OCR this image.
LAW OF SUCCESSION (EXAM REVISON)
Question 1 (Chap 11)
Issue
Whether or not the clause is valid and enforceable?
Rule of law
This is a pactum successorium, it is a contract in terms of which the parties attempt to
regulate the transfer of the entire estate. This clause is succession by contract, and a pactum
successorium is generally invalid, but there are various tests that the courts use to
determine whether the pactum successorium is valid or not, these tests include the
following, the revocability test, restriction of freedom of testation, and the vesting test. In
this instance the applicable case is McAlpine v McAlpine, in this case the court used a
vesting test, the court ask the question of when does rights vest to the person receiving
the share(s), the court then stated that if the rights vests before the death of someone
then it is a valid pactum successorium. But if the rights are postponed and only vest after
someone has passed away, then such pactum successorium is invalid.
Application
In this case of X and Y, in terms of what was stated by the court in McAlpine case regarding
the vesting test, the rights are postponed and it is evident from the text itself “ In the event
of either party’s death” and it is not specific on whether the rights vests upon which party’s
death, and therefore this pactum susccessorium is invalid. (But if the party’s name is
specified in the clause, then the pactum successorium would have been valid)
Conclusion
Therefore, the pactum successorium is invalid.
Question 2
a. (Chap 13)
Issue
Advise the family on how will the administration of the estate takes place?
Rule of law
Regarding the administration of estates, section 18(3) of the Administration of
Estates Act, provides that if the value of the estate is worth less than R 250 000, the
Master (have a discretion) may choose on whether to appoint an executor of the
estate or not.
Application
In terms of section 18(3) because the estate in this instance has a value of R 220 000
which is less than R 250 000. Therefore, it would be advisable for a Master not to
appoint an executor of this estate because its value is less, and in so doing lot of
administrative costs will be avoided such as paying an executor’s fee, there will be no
***
- _TASK REQUIREMENTS_: Retype all of the material above with every character intact.

- _THE ANSWER_:
OCR this image.
LAW OF SUCCESSION (EXAM REVISON)
Question 1 (Chap 11)
Issue
Whether or not the clause is valid and enforceable?
Rule of law
This is a pactum successorium, it is a contract in terms of which the parties attempt to
regulate the transfer of the entire estate. This clause is succession by contract, and a pactum
successorium is generally invalid, but there are various tests that the courts use to
determine whether the pactum successorium is valid or not, these tests include the
following, the revocability test, restriction of freedom of testation, and the vesting test. In
this instance the applicable case is McAlpine v McAlpine, in this case the court used a
vesting test, the court ask the question of when does rights vest to the person receiving
the share(s), the court then stated that if the rights vests before the death of someone
then it is a valid pactum successorium. But if the rights are postponed and only vest after
someone has passed away, then such pactum successorium is invalid.
Application
In this case of X and Y, in terms of what was stated by the court in McAlpine case regarding
the vesting test, the rights are postponed and it is evident from the text itself “ In the event
of either party’s death” and it is not specific on whether the rights vests upon which party’s
death, and therefore this pactum susccessorium is invalid. (But if the party’s name is
specified in the clause, then the pactum successorium would have been valid)
Conclusion
Therefore, the pactum successorium is invalid.
Question 2
a. (Chap 13)
Issue
Advise the family on how will the administration of the estate takes place?
Rule of law
Regarding the administration of estates, section 18(3) of the Administration of
Estates Act, provides that if the value of the estate is worth less than R 250 000, the
Master (have a discretion) may choose on whether to appoint an executor of the
estate or not.
Application
In terms of section 18(3) because the estate in this instance has a value of R 220 000
which is less than R 250 000. Therefore, it would be advisable for a Master not to
appoint an executor of this estate because its value is less, and in so doing lot of
administrative costs will be avoided such as paying an executor’s fee, there will be no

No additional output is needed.